* Start DATASET *
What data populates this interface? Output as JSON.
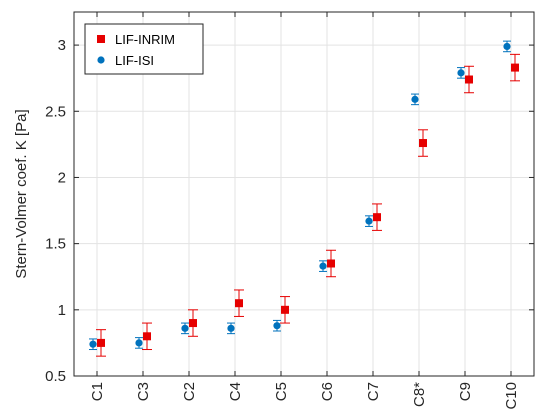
{
  "chart_data": {
    "type": "scatter",
    "title": "",
    "xlabel": "",
    "ylabel": "Stern-Volmer coef. K [Pa]",
    "categories": [
      "C1",
      "C3",
      "C2",
      "C4",
      "C5",
      "C6",
      "C7",
      "C8*",
      "C9",
      "C10"
    ],
    "ylim": [
      0.5,
      3.25
    ],
    "yticks": [
      "0.5",
      "1",
      "1.5",
      "2",
      "2.5",
      "3"
    ],
    "grid": true,
    "legend_position": "top-left",
    "series": [
      {
        "name": "LIF-INRIM",
        "marker": "square",
        "color": "#e60000",
        "values": [
          0.75,
          0.8,
          0.9,
          1.05,
          1.0,
          1.35,
          1.7,
          2.26,
          2.74,
          2.83
        ],
        "errors": [
          0.1,
          0.1,
          0.1,
          0.1,
          0.1,
          0.1,
          0.1,
          0.1,
          0.1,
          0.1
        ]
      },
      {
        "name": "LIF-ISI",
        "marker": "circle",
        "color": "#0072bd",
        "values": [
          0.74,
          0.75,
          0.86,
          0.86,
          0.88,
          1.33,
          1.67,
          2.59,
          2.79,
          2.99
        ],
        "errors": [
          0.04,
          0.04,
          0.04,
          0.04,
          0.04,
          0.04,
          0.04,
          0.04,
          0.04,
          0.04
        ]
      }
    ]
  }
}
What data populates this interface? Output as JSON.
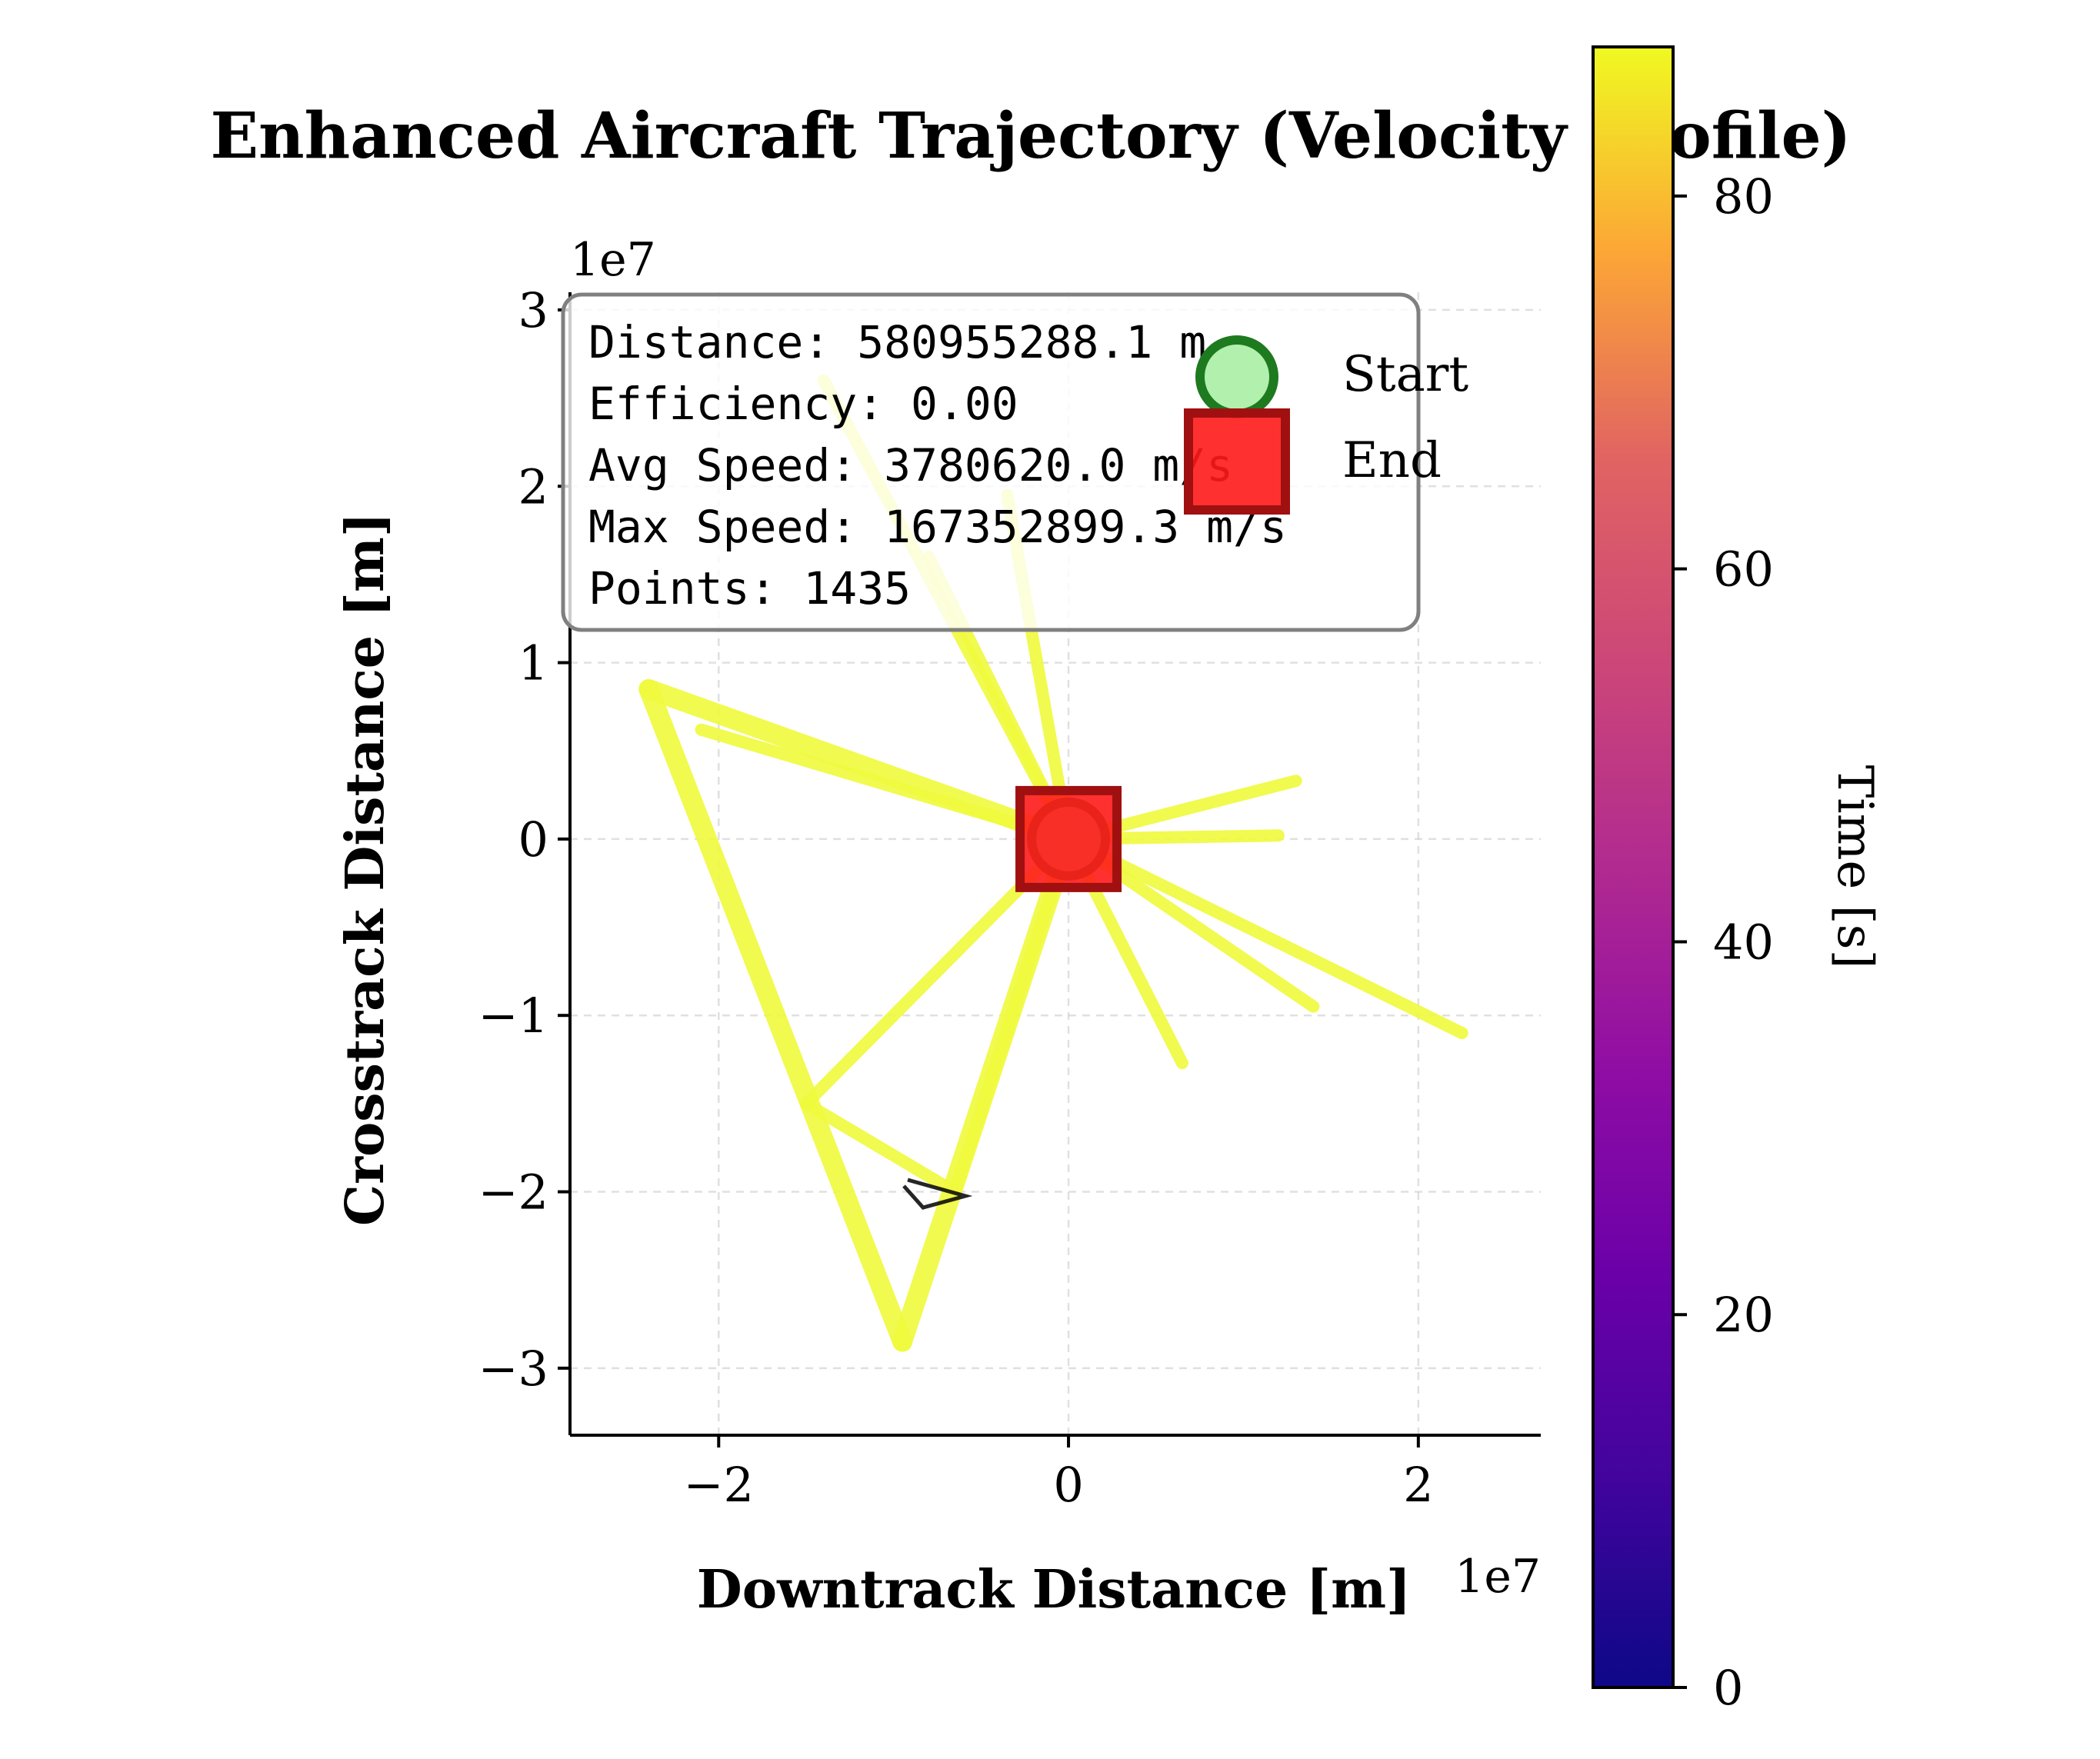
{
  "chart_data": {
    "type": "line",
    "title": "Enhanced Aircraft Trajectory (Velocity Profile)",
    "xlabel": "Downtrack Distance [m]",
    "ylabel": "Crosstrack Distance [m]",
    "x_offset_label": "1e7",
    "y_offset_label": "1e7",
    "xlim": [
      -2.85,
      2.7
    ],
    "ylim": [
      -3.38,
      3.1
    ],
    "xticks": [
      -2,
      0,
      2
    ],
    "xtick_labels": [
      "−2",
      "0",
      "2"
    ],
    "yticks": [
      -3,
      -2,
      -1,
      0,
      1,
      2,
      3
    ],
    "ytick_labels": [
      "−3",
      "−2",
      "−1",
      "0",
      "1",
      "2",
      "3"
    ],
    "grid": true,
    "trajectory_color": "#f0f93c",
    "trajectory_segments": [
      [
        [
          0,
          0
        ],
        [
          -2.4,
          0.85
        ]
      ],
      [
        [
          -2.4,
          0.85
        ],
        [
          -0.95,
          -2.85
        ]
      ],
      [
        [
          -0.95,
          -2.85
        ],
        [
          0,
          0
        ]
      ],
      [
        [
          0,
          0
        ],
        [
          -1.5,
          -1.5
        ]
      ],
      [
        [
          -1.5,
          -1.5
        ],
        [
          -0.65,
          -2.0
        ]
      ],
      [
        [
          -0.65,
          -2.0
        ],
        [
          0,
          0
        ]
      ],
      [
        [
          0,
          0
        ],
        [
          -2.1,
          0.62
        ]
      ],
      [
        [
          0,
          0
        ],
        [
          -0.8,
          1.6
        ]
      ],
      [
        [
          0,
          0
        ],
        [
          -1.4,
          2.6
        ]
      ],
      [
        [
          0,
          0
        ],
        [
          -0.35,
          1.95
        ]
      ],
      [
        [
          0,
          0
        ],
        [
          1.3,
          0.33
        ]
      ],
      [
        [
          0,
          0
        ],
        [
          1.2,
          0.02
        ]
      ],
      [
        [
          0,
          0
        ],
        [
          1.4,
          -0.95
        ]
      ],
      [
        [
          0,
          0
        ],
        [
          2.25,
          -1.1
        ]
      ],
      [
        [
          0,
          0
        ],
        [
          0.65,
          -1.27
        ]
      ]
    ],
    "start_point": {
      "x": 0,
      "y": 0,
      "label": "Start",
      "fill": "#a8eea4",
      "edge": "#1e7a1e"
    },
    "end_point": {
      "x": 0,
      "y": 0,
      "label": "End",
      "fill": "#ff1a1a",
      "edge": "#a01010"
    },
    "colorbar": {
      "label": "Time [s]",
      "colormap": "plasma",
      "min": 0,
      "max": 88,
      "ticks": [
        0,
        20,
        40,
        60,
        80
      ],
      "tick_labels": [
        "0",
        "20",
        "40",
        "60",
        "80"
      ]
    },
    "stats_lines": [
      "Distance: 580955288.1 m",
      "Efficiency: 0.00",
      "Avg Speed: 3780620.0 m/s",
      "Max Speed: 167352899.3 m/s",
      "Points: 1435"
    ],
    "legend": {
      "placement": "top-right",
      "entries": [
        "Start",
        "End"
      ]
    }
  }
}
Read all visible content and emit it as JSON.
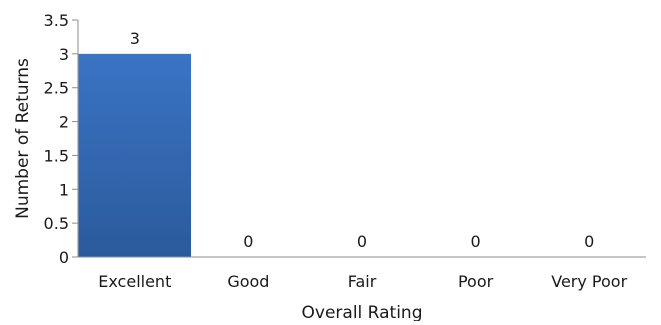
* End DATASET *
- _TASK OBJECTIVE_
From the data above, pick out each line containing "ylabel" and copy it.

- _WRITTEN RESPONSE_
    "ylabel": "Stern-Volmer coef. K [Pa]",
    "ylabel": "Crosstrack Distance [m]",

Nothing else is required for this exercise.